(Saved entries)
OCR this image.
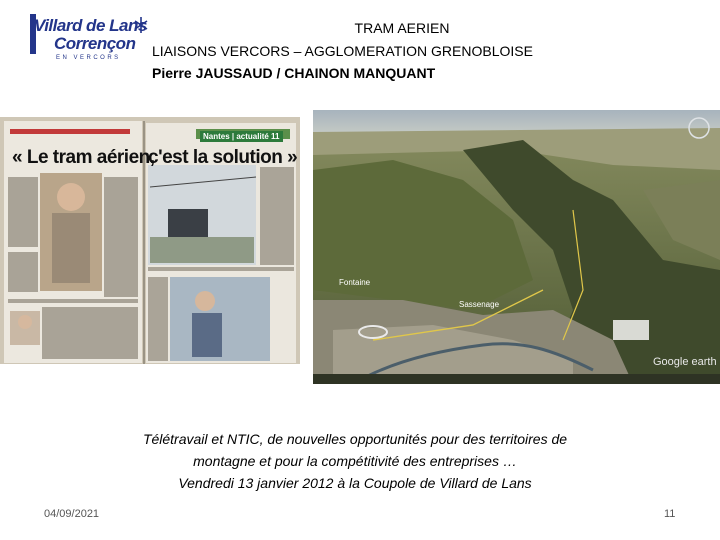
Villard de Lans
Corrençon
EN VERCORS
TRAM AERIEN
LIAISONS VERCORS – AGGLOMERATION GRENOBLOISE
Pierre JAUSSAUD / CHAINON MANQUANT
« Le tram aérien,
c'est la solution »
Nantes | actualité 11
Fontaine
Sassenage
Google earth
Télétravail et NTIC, de nouvelles opportunités pour des territoires de
montagne et pour la compétitivité des entreprises …
Vendredi 13 janvier 2012 à la Coupole de Villard de Lans
04/09/2021	11
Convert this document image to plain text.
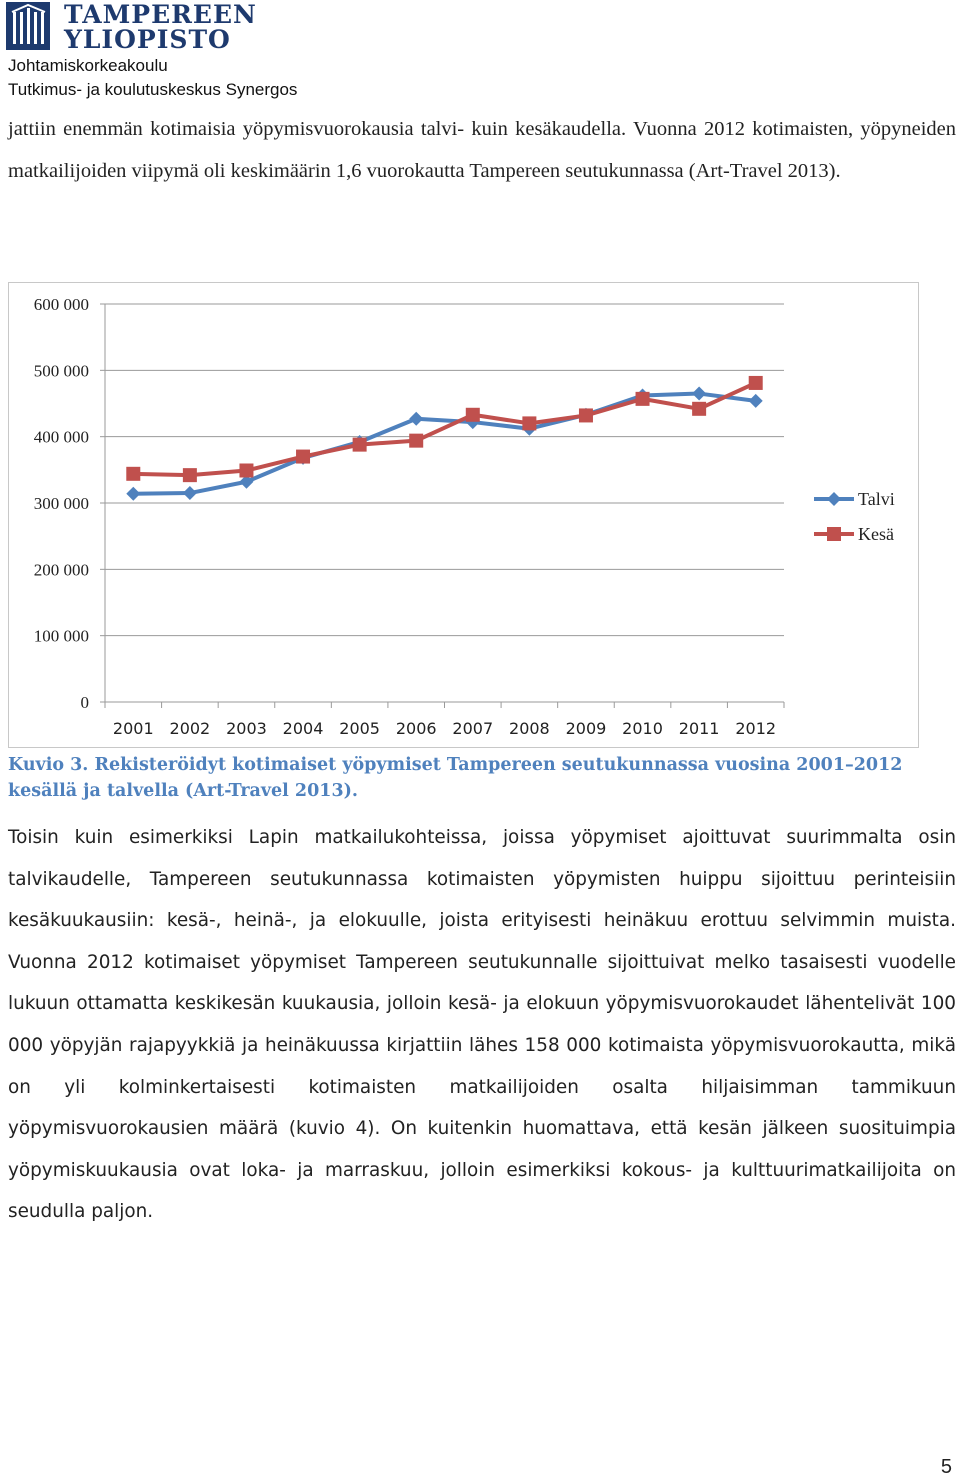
TAMPEREEN
YLIOPISTO
Johtamiskorkeakoulu
Tutkimus- ja koulutuskeskus Synergos

jattiin enemmän kotimaisia yöpymisvuorokausia talvi- kuin kesäkaudella. Vuonna 2012 kotimaisten, yöpyneiden matkailijoiden viipymä oli keskimäärin 1,6 vuorokautta Tampereen seutukunnassa (Art-Travel 2013).

0
100 000
200 000
300 000
400 000
500 000
600 000
2001 2002 2003 2004 2005 2006 2007 2008 2009 2010 2011 2012
Talvi
Kesä
Kuvio 3. Rekisteröidyt kotimaiset yöpymiset Tampereen seutukunnassa vuosina 2001–2012 kesällä ja talvella (Art-Travel 2013).

Toisin kuin esimerkiksi Lapin matkailukohteissa, joissa yöpymiset ajoittuvat suurimmalta osin talvikaudelle, Tampereen seutukunnassa kotimaisten yöpymisten huippu sijoittuu perinteisiin kesäkuukausiin: kesä-, heinä-, ja elokuulle, joista erityisesti heinäkuu erottuu selvimmin muista. Vuonna 2012 kotimaiset yöpymiset Tampereen seutukunnalle sijoittuivat melko tasaisesti vuodelle lukuun ottamatta keskikesän kuukausia, jolloin kesä- ja elokuun yöpymisvuorokaudet lähentelivät 100 000 yöpyjän rajapyykkiä ja heinäkuussa kirjattiin lähes 158 000 kotimaista yöpymisvuorokautta, mikä on yli kolminkertaisesti kotimaisten matkailijoiden osalta hiljaisimman tammikuun yöpymisvuorokausien määrä (kuvio 4). On kuitenkin huomattava, että kesän jälkeen suosituimpia yöpymiskuukausia ovat loka- ja marraskuu, jolloin esimerkiksi kokous- ja kulttuurimatkailijoita on seudulla paljon.

5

_SET EXERCISE_
Which lines hold the word "pour"? Copy all of them.

_REPLY_
Télétravail et NTIC, de nouvelles opportunités pour des territoires de
montagne et pour la compétitivité des entreprises …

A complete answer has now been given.